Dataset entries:
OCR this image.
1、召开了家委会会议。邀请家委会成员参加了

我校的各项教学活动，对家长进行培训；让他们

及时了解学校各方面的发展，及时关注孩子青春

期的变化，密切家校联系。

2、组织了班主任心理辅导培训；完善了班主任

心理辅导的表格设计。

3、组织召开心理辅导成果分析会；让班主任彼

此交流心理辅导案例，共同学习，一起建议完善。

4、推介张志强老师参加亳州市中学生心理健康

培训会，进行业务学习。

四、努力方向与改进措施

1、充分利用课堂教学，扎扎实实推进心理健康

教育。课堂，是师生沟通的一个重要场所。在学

● **Set problem**
Exactly as shown, repeat every record.

● **Written response**
OCR this image.
1、召开了家委会会议。邀请家委会成员参加了

我校的各项教学活动，对家长进行培训；让他们

及时了解学校各方面的发展，及时关注孩子青春

期的变化，密切家校联系。

2、组织了班主任心理辅导培训；完善了班主任

心理辅导的表格设计。

3、组织召开心理辅导成果分析会；让班主任彼

此交流心理辅导案例，共同学习，一起建议完善。

4、推介张志强老师参加亳州市中学生心理健康

培训会，进行业务学习。

四、努力方向与改进措施

1、充分利用课堂教学，扎扎实实推进心理健康

教育。课堂，是师生沟通的一个重要场所。在学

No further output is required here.